━━━━━ DATA SHOWN ━━━━━

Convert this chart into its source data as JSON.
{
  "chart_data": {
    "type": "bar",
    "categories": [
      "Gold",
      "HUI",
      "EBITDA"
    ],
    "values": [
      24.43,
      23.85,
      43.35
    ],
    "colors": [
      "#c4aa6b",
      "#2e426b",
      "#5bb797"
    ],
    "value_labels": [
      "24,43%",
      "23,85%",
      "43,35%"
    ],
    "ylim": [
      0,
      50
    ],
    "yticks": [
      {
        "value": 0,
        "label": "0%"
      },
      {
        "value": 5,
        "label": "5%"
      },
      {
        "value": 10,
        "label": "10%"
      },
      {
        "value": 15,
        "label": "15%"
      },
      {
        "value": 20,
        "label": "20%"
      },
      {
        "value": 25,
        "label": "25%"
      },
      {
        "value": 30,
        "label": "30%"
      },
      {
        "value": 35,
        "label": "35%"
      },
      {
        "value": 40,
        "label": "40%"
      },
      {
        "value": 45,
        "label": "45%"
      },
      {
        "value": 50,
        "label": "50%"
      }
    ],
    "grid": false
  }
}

━━━━━

All of the data must be returned exactly.

Convert this chart into its source data as JSON.
{
  "chart_data": {
    "type": "bar",
    "categories": [
      "Gold",
      "HUI",
      "EBITDA"
    ],
    "values": [
      24.43,
      23.85,
      43.35
    ],
    "colors": [
      "#c4aa6b",
      "#2e426b",
      "#5bb797"
    ],
    "value_labels": [
      "24,43%",
      "23,85%",
      "43,35%"
    ],
    "ylim": [
      0,
      50
    ],
    "yticks": [
      {
        "value": 0,
        "label": "0%"
      },
      {
        "value": 5,
        "label": "5%"
      },
      {
        "value": 10,
        "label": "10%"
      },
      {
        "value": 15,
        "label": "15%"
      },
      {
        "value": 20,
        "label": "20%"
      },
      {
        "value": 25,
        "label": "25%"
      },
      {
        "value": 30,
        "label": "30%"
      },
      {
        "value": 35,
        "label": "35%"
      },
      {
        "value": 40,
        "label": "40%"
      },
      {
        "value": 45,
        "label": "45%"
      },
      {
        "value": 50,
        "label": "50%"
      }
    ],
    "grid": false
  }
}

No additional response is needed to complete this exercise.